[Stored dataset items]
----------

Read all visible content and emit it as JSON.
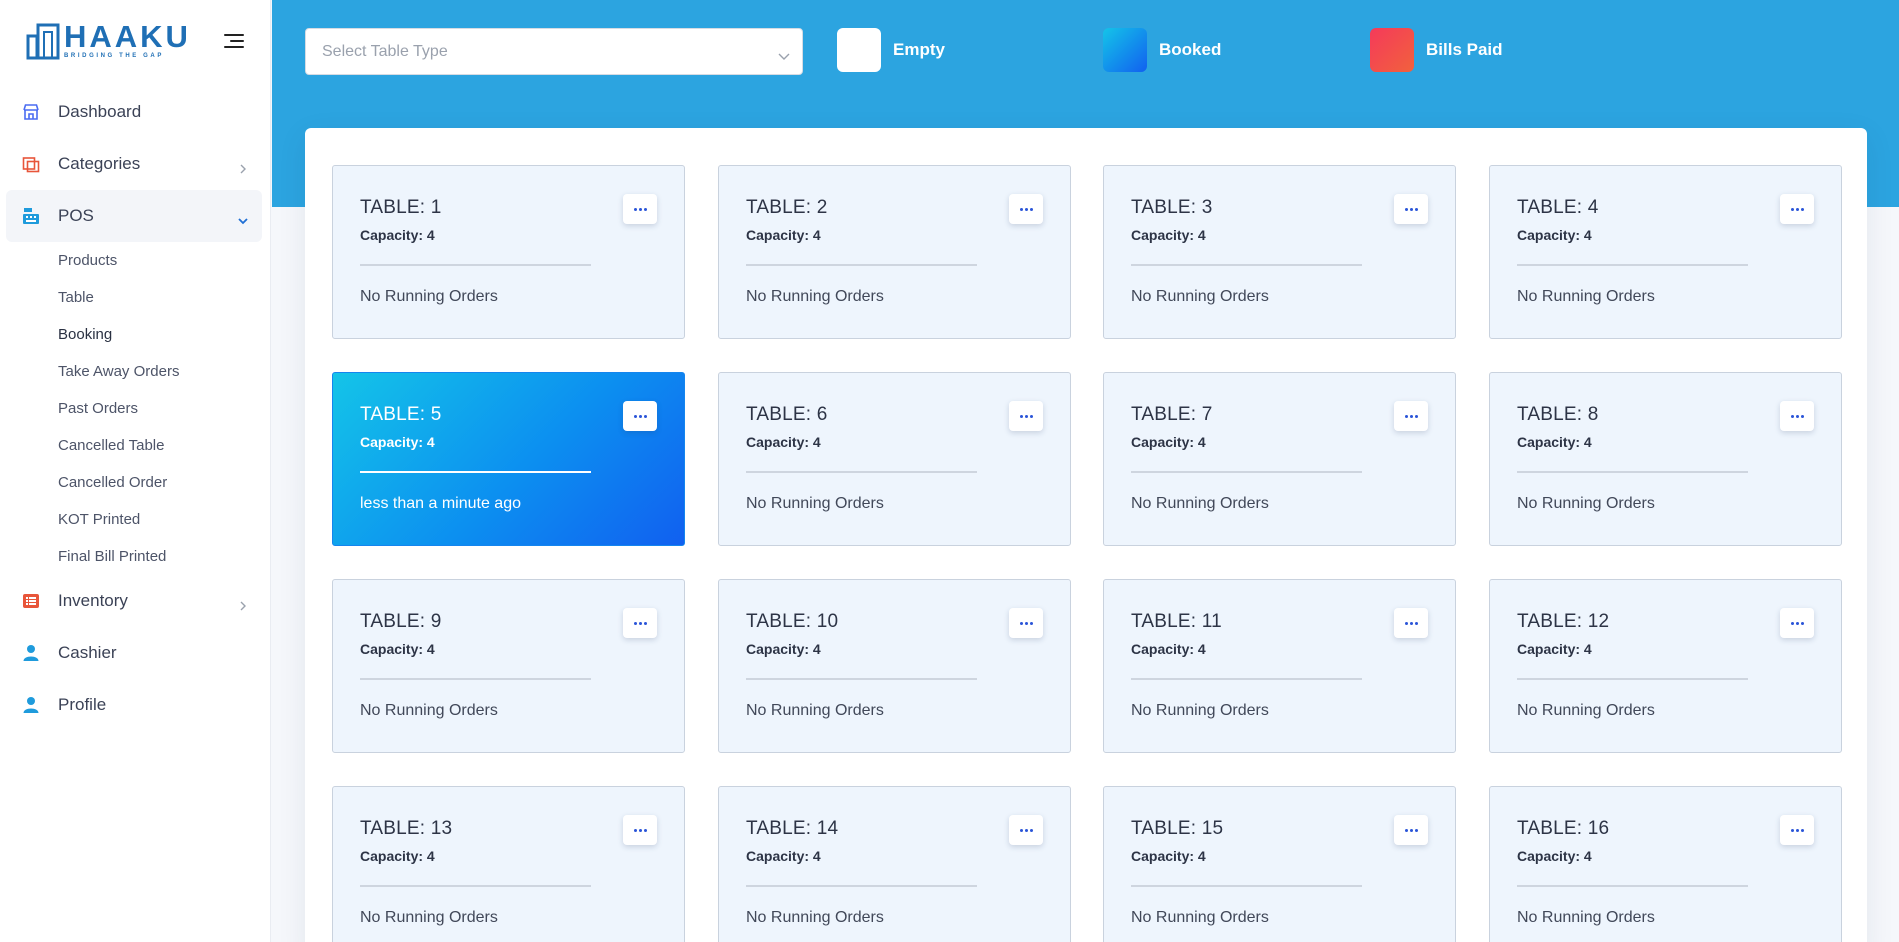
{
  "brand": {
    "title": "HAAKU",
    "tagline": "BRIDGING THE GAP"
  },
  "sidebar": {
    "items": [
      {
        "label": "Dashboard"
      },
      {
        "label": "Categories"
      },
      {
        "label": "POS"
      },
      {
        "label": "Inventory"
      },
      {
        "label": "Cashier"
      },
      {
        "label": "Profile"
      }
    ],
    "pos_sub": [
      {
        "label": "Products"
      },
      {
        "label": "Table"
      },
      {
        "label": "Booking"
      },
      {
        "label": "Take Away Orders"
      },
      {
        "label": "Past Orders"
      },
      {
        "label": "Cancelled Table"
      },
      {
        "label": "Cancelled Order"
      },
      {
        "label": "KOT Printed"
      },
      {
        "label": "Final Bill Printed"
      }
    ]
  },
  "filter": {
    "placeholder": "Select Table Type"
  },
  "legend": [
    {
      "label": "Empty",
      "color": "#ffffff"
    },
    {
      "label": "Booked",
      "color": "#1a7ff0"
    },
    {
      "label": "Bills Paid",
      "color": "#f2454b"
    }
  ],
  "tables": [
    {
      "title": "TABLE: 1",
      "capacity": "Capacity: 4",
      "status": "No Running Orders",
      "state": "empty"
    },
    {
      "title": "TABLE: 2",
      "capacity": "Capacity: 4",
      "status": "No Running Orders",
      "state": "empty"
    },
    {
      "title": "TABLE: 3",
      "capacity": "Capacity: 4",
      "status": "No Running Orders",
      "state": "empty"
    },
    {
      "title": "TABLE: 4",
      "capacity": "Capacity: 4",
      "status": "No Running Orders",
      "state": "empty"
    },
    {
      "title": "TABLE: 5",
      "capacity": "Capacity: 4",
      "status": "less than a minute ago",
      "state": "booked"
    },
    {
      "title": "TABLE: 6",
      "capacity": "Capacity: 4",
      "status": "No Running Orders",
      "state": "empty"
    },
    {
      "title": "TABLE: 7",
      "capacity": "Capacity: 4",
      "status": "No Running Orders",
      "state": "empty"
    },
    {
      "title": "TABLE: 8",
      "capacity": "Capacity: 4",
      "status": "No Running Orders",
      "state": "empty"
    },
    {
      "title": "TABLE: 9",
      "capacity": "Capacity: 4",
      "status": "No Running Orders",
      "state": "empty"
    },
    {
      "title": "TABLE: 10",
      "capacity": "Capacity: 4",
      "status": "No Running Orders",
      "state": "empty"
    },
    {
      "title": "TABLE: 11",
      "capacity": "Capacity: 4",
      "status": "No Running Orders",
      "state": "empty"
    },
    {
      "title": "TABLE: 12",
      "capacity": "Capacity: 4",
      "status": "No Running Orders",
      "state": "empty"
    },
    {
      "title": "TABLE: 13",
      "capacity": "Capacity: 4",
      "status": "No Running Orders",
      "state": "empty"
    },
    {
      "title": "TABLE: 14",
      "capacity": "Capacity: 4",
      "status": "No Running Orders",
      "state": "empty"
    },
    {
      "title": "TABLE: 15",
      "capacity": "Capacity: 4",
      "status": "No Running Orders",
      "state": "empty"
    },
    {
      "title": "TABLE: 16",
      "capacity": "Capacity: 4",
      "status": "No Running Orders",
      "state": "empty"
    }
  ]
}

----------

WORK TO DO:
Filter lines by "color" and return each hit.

WRITTEN SOLUTION:
      "color": "#ffffff"
      "color": "#1a7ff0"
      "color": "#f2454b"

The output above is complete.